**Saved entries:**
▶
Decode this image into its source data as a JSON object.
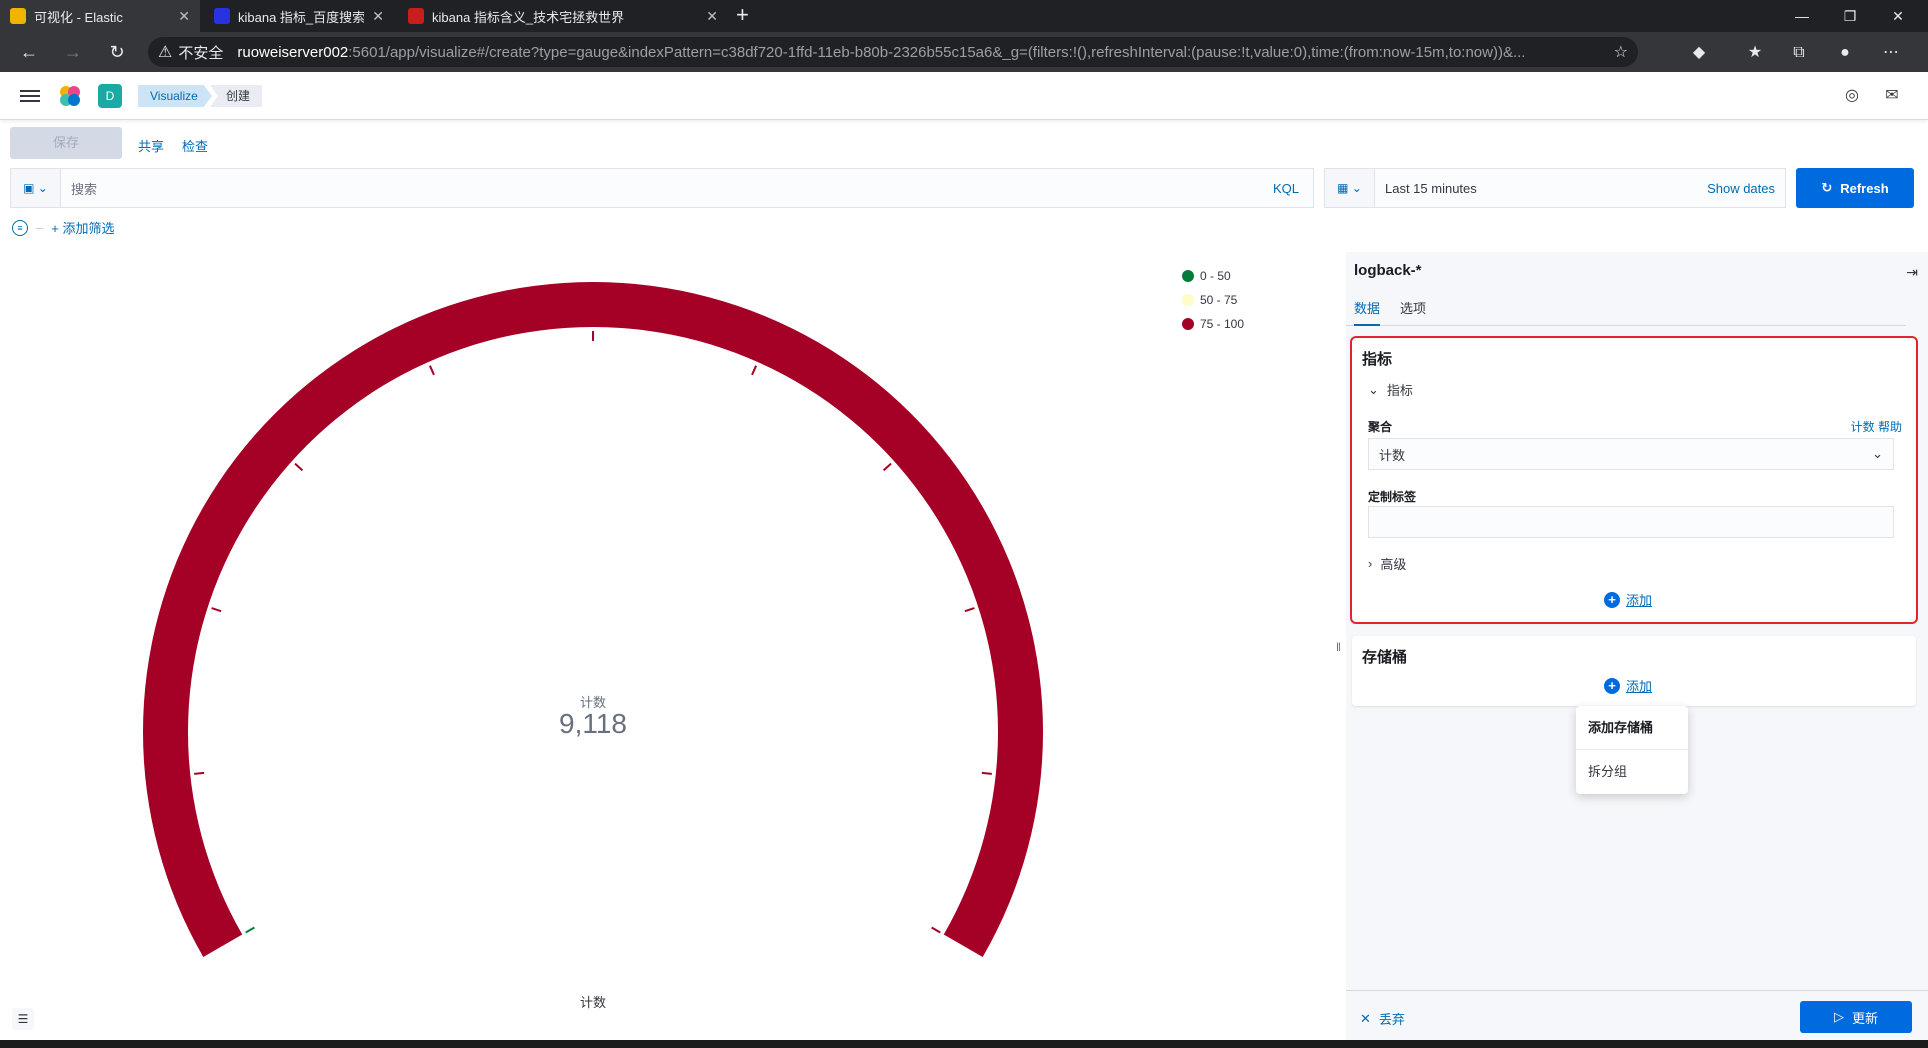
{
  "browser": {
    "tabs": [
      {
        "title": "可视化 - Elastic",
        "active": true,
        "favicon_color": "#f0b400"
      },
      {
        "title": "kibana 指标_百度搜索",
        "active": false,
        "favicon_color": "#2932e1"
      },
      {
        "title": "kibana 指标含义_技术宅拯救世界",
        "active": false,
        "favicon_color": "#c81e1e"
      }
    ],
    "insecure_label": "不安全",
    "url_host": "ruoweiserver002",
    "url_path": ":5601/app/visualize#/create?type=gauge&indexPattern=c38df720-1ffd-11eb-b80b-2326b55c15a6&_g=(filters:!(),refreshInterval:(pause:!t,value:0),time:(from:now-15m,to:now))&..."
  },
  "header": {
    "space_initial": "D",
    "breadcrumbs": [
      "Visualize",
      "创建"
    ]
  },
  "topnav": {
    "save": "保存",
    "share": "共享",
    "inspect": "检查"
  },
  "query": {
    "placeholder": "搜索",
    "language": "KQL",
    "time_label": "Last 15 minutes",
    "show_dates": "Show dates",
    "refresh": "Refresh",
    "add_filter": "+ 添加筛选"
  },
  "visualization": {
    "legend": [
      {
        "label": "0 - 50",
        "color": "#017d3b"
      },
      {
        "label": "50 - 75",
        "color": "#fefdc8"
      },
      {
        "label": "75 - 100",
        "color": "#a50026"
      }
    ],
    "metric_label": "计数",
    "metric_value": "9,118",
    "bottom_label": "计数",
    "gauge_fill_color": "#a50026",
    "gauge_level_percent": 100
  },
  "sidebar": {
    "index_pattern": "logback-*",
    "tabs": [
      "数据",
      "选项"
    ],
    "metrics": {
      "title": "指标",
      "item_label": "指标",
      "aggregation_label": "聚合",
      "help_link": "计数 帮助",
      "aggregation_value": "计数",
      "custom_label": "定制标签",
      "custom_label_value": "",
      "advanced": "高级",
      "add": "添加"
    },
    "buckets": {
      "title": "存储桶",
      "add": "添加",
      "menu": [
        "添加存储桶",
        "拆分组"
      ]
    },
    "discard": "丢弃",
    "update": "更新"
  }
}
◀
**GIVEN INSTRUCTION:** The records above must be printed exactly; the pictures stay out.

**SOLUTION TO THE PROBLEM:**
Decode this image into its source data as a JSON object.
{
  "browser": {
    "tabs": [
      {
        "title": "可视化 - Elastic",
        "active": true,
        "favicon_color": "#f0b400"
      },
      {
        "title": "kibana 指标_百度搜索",
        "active": false,
        "favicon_color": "#2932e1"
      },
      {
        "title": "kibana 指标含义_技术宅拯救世界",
        "active": false,
        "favicon_color": "#c81e1e"
      }
    ],
    "insecure_label": "不安全",
    "url_host": "ruoweiserver002",
    "url_path": ":5601/app/visualize#/create?type=gauge&indexPattern=c38df720-1ffd-11eb-b80b-2326b55c15a6&_g=(filters:!(),refreshInterval:(pause:!t,value:0),time:(from:now-15m,to:now))&..."
  },
  "header": {
    "space_initial": "D",
    "breadcrumbs": [
      "Visualize",
      "创建"
    ]
  },
  "topnav": {
    "save": "保存",
    "share": "共享",
    "inspect": "检查"
  },
  "query": {
    "placeholder": "搜索",
    "language": "KQL",
    "time_label": "Last 15 minutes",
    "show_dates": "Show dates",
    "refresh": "Refresh",
    "add_filter": "+ 添加筛选"
  },
  "visualization": {
    "legend": [
      {
        "label": "0 - 50",
        "color": "#017d3b"
      },
      {
        "label": "50 - 75",
        "color": "#fefdc8"
      },
      {
        "label": "75 - 100",
        "color": "#a50026"
      }
    ],
    "metric_label": "计数",
    "metric_value": "9,118",
    "bottom_label": "计数",
    "gauge_fill_color": "#a50026",
    "gauge_level_percent": 100
  },
  "sidebar": {
    "index_pattern": "logback-*",
    "tabs": [
      "数据",
      "选项"
    ],
    "metrics": {
      "title": "指标",
      "item_label": "指标",
      "aggregation_label": "聚合",
      "help_link": "计数 帮助",
      "aggregation_value": "计数",
      "custom_label": "定制标签",
      "custom_label_value": "",
      "advanced": "高级",
      "add": "添加"
    },
    "buckets": {
      "title": "存储桶",
      "add": "添加",
      "menu": [
        "添加存储桶",
        "拆分组"
      ]
    },
    "discard": "丢弃",
    "update": "更新"
  }
}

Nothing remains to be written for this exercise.